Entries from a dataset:
+ + + + +
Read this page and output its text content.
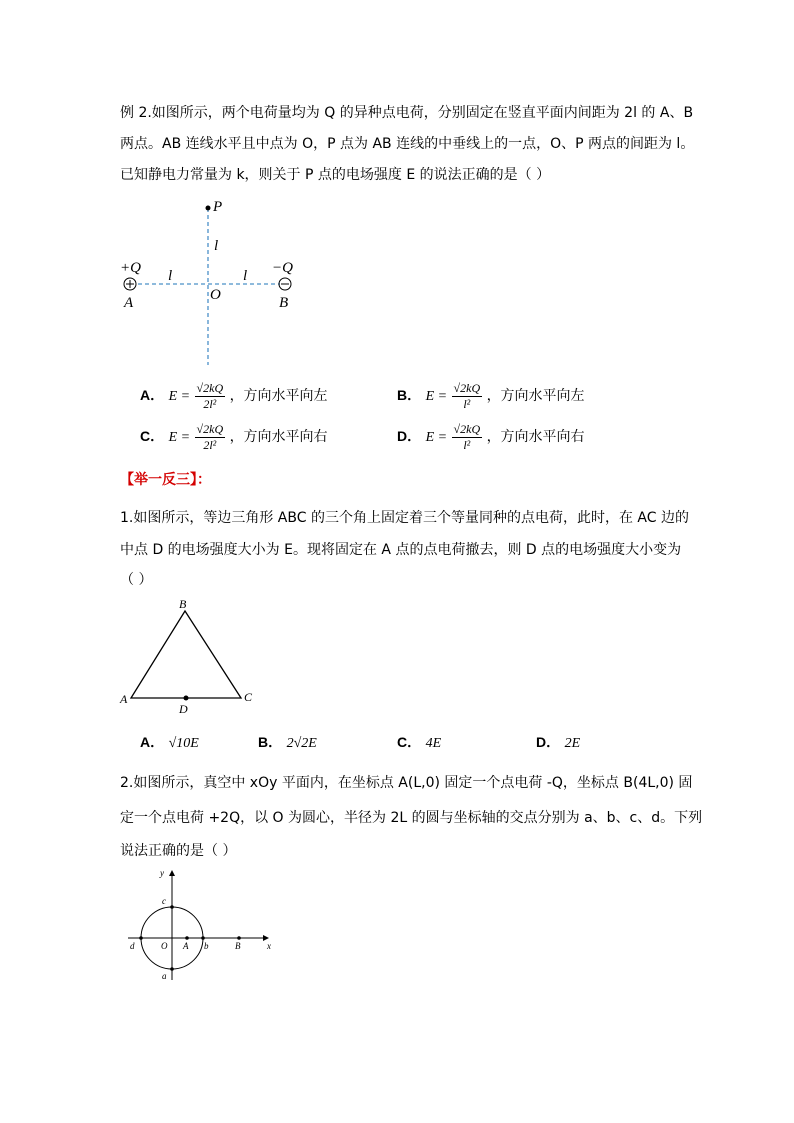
例 2.如图所示，两个电荷量均为 Q 的异种点电荷，分别固定在竖直平面内间距为 2l 的 A、B
两点。AB 连线水平且中点为 O，P 点为 AB 连线的中垂线上的一点，O、P 两点的间距为 l。
已知静电力常量为 k，则关于 P 点的电场强度 E 的说法正确的是（ ）
P
l
+Q l	l −Q
A	O	B
A． $E = \frac{√2kQ}{\text{2l²}}$ ，方向水平向左	B． $E = \frac{√2kQ}{\text{l²}}$ ，方向水平向左
C． $E = \frac{√2kQ}{\text{2l²}}$ ，方向水平向右	D． $E = \frac{√2kQ}{\text{l²}}$ ，方向水平向右
【举一反三】：
1.如图所示，等边三角形 ABC 的三个角上固定着三个等量同种的点电荷，此时，在 AC 边的
中点 D 的电场强度大小为 E。现将固定在 A 点的点电荷撤去，则 D 点的电场强度大小变为
（ ）
B
A	C
D
A． √10E	B． 2√2E	C． 4E	D． 2E
2.如图所示，真空中 xOy 平面内，在坐标点 A(L,0) 固定一个点电荷 -Q，坐标点 B(4L,0) 固
定一个点电荷 +2Q，以 O 为圆心，半径为 2L 的圆与坐标轴的交点分别为 a、b、c、d。下列
说法正确的是（ ）
y
x
c
d	O A b	B
a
+ + + + +
● **REQUEST**: Go back to the records above and write them out exactly, without the pictures.

● **WRITTEN RESPONSE**:
Read this page and output its text content.
例 2.如图所示，两个电荷量均为 Q 的异种点电荷，分别固定在竖直平面内间距为 2l 的 A、B
两点。AB 连线水平且中点为 O，P 点为 AB 连线的中垂线上的一点，O、P 两点的间距为 l。
已知静电力常量为 k，则关于 P 点的电场强度 E 的说法正确的是（ ）
P
l
+Q l	l −Q
A	O	B
A． $E = \frac{√2kQ}{\text{2l²}}$ ，方向水平向左	B． $E = \frac{√2kQ}{\text{l²}}$ ，方向水平向左
C． $E = \frac{√2kQ}{\text{2l²}}$ ，方向水平向右	D． $E = \frac{√2kQ}{\text{l²}}$ ，方向水平向右
【举一反三】：
1.如图所示，等边三角形 ABC 的三个角上固定着三个等量同种的点电荷，此时，在 AC 边的
中点 D 的电场强度大小为 E。现将固定在 A 点的点电荷撤去，则 D 点的电场强度大小变为
（ ）
B
A	C
D
A． √10E	B． 2√2E	C． 4E	D． 2E
2.如图所示，真空中 xOy 平面内，在坐标点 A(L,0) 固定一个点电荷 -Q，坐标点 B(4L,0) 固
定一个点电荷 +2Q，以 O 为圆心，半径为 2L 的圆与坐标轴的交点分别为 a、b、c、d。下列
说法正确的是（ ）
y
x
c
d	O A b	B
a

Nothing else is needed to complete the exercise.